(Collected data)

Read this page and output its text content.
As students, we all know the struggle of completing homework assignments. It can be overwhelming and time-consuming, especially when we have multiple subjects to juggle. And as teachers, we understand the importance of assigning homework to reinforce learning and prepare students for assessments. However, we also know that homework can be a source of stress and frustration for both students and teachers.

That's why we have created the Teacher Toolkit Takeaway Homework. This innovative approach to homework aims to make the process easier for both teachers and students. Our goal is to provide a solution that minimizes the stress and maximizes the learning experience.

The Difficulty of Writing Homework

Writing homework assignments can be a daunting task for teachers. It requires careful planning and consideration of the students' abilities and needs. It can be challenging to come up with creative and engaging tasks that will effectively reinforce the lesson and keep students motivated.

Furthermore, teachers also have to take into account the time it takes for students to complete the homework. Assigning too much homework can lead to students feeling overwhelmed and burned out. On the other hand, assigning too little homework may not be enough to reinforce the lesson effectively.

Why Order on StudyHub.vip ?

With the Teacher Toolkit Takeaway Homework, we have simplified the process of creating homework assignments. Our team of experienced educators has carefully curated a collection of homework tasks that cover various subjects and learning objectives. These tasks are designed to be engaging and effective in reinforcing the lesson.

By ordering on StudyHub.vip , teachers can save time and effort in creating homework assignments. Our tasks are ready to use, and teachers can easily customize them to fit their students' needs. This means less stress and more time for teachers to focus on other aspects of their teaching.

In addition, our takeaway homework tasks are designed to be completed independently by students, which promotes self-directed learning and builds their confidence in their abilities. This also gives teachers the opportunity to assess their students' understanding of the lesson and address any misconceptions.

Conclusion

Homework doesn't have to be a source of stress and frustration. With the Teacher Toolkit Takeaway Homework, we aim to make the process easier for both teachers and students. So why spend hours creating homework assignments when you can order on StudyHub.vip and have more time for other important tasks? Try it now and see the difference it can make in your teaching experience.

TASK INSTRUCTIONS
Every line above should be retyped exactly as given.

EXERCISE SOLUTION
Read this page and output its text content.
As students, we all know the struggle of completing homework assignments. It can be overwhelming and time-consuming, especially when we have multiple subjects to juggle. And as teachers, we understand the importance of assigning homework to reinforce learning and prepare students for assessments. However, we also know that homework can be a source of stress and frustration for both students and teachers.

That's why we have created the Teacher Toolkit Takeaway Homework. This innovative approach to homework aims to make the process easier for both teachers and students. Our goal is to provide a solution that minimizes the stress and maximizes the learning experience.

The Difficulty of Writing Homework

Writing homework assignments can be a daunting task for teachers. It requires careful planning and consideration of the students' abilities and needs. It can be challenging to come up with creative and engaging tasks that will effectively reinforce the lesson and keep students motivated.

Furthermore, teachers also have to take into account the time it takes for students to complete the homework. Assigning too much homework can lead to students feeling overwhelmed and burned out. On the other hand, assigning too little homework may not be enough to reinforce the lesson effectively.

Why Order on StudyHub.vip ?

With the Teacher Toolkit Takeaway Homework, we have simplified the process of creating homework assignments. Our team of experienced educators has carefully curated a collection of homework tasks that cover various subjects and learning objectives. These tasks are designed to be engaging and effective in reinforcing the lesson.

By ordering on StudyHub.vip , teachers can save time and effort in creating homework assignments. Our tasks are ready to use, and teachers can easily customize them to fit their students' needs. This means less stress and more time for teachers to focus on other aspects of their teaching.

In addition, our takeaway homework tasks are designed to be completed independently by students, which promotes self-directed learning and builds their confidence in their abilities. This also gives teachers the opportunity to assess their students' understanding of the lesson and address any misconceptions.

Conclusion

Homework doesn't have to be a source of stress and frustration. With the Teacher Toolkit Takeaway Homework, we aim to make the process easier for both teachers and students. So why spend hours creating homework assignments when you can order on StudyHub.vip and have more time for other important tasks? Try it now and see the difference it can make in your teaching experience.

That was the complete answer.